→ Document segment:
>> START

30 April 2017
Ever since the “big debate” between Inmon and Kimball in the 90’s, dimensional modeling has been a recurring component in contemporary business intelligence (BI) architectures. Inmon and Kimball both agreed that dimensional modeling should be used, they just couldn’t agree exactly how to leverage it. Inmon favored a hub-and-spoke architecture with downstream dependent data marts (presented in dimensional models). Kimball favored a bus-matrix where the entire data warehouse was modeled (and materialized) in dimensional form. This reference paper discusses the Kimball versus Inmon approach, and contains a bizarre (recurring) typo: use of the word “confirmed dimension”, when everybody else I know refers to conformed dimensions, alas.
In his early writings Inmon suggested a 3NF data modeling style for the central hub. That turned out to be a problematic approach (see this paper). Later Inmon updated his vision to recommend Data Vault style modeling for the central hub. Although I personally have always felt the Kimball approach to data warehousing appeared to have gained (far) more popularity, there is no compelling evidence either way as to which is superior.
Many of the contemporary BI solutions are a response to, a mechanism to cope with constraints in existing technology (mostly RDBMS’s). For example: dimensional storage deliberately “uses” redundancy to expedite query performance. Once you historicize data in a star schema (dimensional model) from an underlying 3NF source system, query writing becomes easier (more intuitive, but also less joins), and also a lot faster. So to some extent, these solutions were architected to cope with limitations in RDBMS performance. As another example: the reason BI systems are mostly designed with insert only loading processes has to do with notoriously slow insert-updates. Wherever possible, those are replaced with insert-only procedures. Extensive use of surrogate keys has a similar origin, largely geared towards yesteryear’s hardware needs (indexing strategies).
These dimensional solutions are not without their problems, however. Incremental loading mechanisms in historicized databases can be notoriously complex. This has been one of the drivers behind the rise of data warehouse automation tools: they take away some of the inherently error prone coding by humans. When a tool generates all the loading SQL statements, they still need to be tested, of course. But once the logic has been shown to work, it tends to be more readable, and better maintainable. This code will also contain far less nasty bugs.
Another problem with the Kimball approach to data warehouse architecture is that the Bus matrix, in its entirety, needs to be specified upfront (the dreaded “Big Design Up Front”, BDUF). Making changes later on is rather problematic. If you want to add just a single field in a dimension table, there is now a problem with history: what to do with the fact table records that are associated with this dimension record for the time preceding inclusion of the new field? “Some” history for this attribute may (still) be available, but how to deal with it? If you leave the historical records “NULL”, this encumbers query logic somewhat, and it isn’t true to reality. Setting all the historic records to the current value isn’t pretty, either. Obviously at least some history is usually available, and there is a reason why you want to include this attribute: it matters because it changes! However, in the Kimball architecture, trying to insert the (full) history available basically implies you need to redo the initial load again. This will be a heavy CPU load, potentially fraught with some tricky data logistics challenges because all archived source data files need to be made available, again.

>> END

→ Entries supplied:
>> START

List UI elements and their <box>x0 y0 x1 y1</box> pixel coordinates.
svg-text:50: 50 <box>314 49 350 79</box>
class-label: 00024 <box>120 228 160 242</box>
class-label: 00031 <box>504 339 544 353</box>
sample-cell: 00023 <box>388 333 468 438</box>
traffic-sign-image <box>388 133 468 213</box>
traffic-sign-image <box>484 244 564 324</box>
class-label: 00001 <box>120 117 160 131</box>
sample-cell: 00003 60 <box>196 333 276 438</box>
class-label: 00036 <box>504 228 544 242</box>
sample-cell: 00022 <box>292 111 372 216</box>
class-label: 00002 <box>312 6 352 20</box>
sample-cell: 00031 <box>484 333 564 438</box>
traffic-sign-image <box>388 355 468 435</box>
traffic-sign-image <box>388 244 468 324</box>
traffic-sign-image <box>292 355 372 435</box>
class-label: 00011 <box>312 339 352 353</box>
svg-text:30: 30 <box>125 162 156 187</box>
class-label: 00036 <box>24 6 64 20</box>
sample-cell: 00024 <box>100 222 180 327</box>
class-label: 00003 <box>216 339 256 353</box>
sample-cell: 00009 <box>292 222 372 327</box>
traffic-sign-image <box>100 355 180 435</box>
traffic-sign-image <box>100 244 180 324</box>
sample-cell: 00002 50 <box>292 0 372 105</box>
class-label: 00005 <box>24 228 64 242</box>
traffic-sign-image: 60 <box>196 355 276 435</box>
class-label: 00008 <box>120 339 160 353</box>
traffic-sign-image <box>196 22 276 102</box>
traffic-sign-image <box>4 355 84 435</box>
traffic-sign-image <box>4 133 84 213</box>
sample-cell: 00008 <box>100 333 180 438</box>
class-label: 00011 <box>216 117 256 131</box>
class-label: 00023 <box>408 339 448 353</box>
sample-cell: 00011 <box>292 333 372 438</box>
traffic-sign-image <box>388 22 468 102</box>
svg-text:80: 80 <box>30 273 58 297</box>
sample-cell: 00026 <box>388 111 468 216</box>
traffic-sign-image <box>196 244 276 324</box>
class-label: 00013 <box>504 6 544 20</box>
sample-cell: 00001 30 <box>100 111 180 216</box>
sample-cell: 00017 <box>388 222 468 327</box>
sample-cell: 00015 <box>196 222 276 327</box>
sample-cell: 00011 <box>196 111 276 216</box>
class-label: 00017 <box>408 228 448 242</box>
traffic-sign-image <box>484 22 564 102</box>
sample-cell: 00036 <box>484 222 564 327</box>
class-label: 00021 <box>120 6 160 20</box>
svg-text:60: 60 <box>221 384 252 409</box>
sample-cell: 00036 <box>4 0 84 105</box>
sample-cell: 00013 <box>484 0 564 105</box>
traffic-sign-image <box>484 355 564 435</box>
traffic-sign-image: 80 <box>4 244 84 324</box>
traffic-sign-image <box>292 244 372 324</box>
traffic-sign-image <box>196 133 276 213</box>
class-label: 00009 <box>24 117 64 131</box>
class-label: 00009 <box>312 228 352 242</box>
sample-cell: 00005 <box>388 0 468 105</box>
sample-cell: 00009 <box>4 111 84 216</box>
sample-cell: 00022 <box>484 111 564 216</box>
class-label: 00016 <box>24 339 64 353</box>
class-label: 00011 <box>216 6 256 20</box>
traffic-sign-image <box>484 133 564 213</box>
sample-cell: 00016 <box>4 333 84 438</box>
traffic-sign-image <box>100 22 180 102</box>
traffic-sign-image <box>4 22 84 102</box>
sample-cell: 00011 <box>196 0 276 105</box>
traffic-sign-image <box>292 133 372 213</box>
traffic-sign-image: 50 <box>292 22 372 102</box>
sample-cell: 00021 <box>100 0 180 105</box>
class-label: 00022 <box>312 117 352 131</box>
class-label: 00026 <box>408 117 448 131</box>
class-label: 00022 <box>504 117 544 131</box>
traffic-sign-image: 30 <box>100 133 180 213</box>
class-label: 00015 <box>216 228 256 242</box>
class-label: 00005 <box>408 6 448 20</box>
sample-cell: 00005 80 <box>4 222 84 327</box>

>> END

→ Challenge:
Please give the stretch of the dimensional modeling article from "Many of the" through "needs (indexing strategies)." again, substituting "synthetic keys" for "surrogate keys".

→ Solution to the exercise:
Many of the contemporary BI solutions are a response to, a mechanism to cope with constraints in existing technology (mostly RDBMS’s). For example: dimensional storage deliberately “uses” redundancy to expedite query performance. Once you historicize data in a star schema (dimensional model) from an underlying 3NF source system, query writing becomes easier (more intuitive, but also less joins), and also a lot faster. So to some extent, these solutions were architected to cope with limitations in RDBMS performance. As another example: the reason BI systems are mostly designed with insert only loading processes has to do with notoriously slow insert-updates. Wherever possible, those are replaced with insert-only procedures. Extensive use of synthetic keys has a similar origin, largely geared towards yesteryear’s hardware needs (indexing strategies).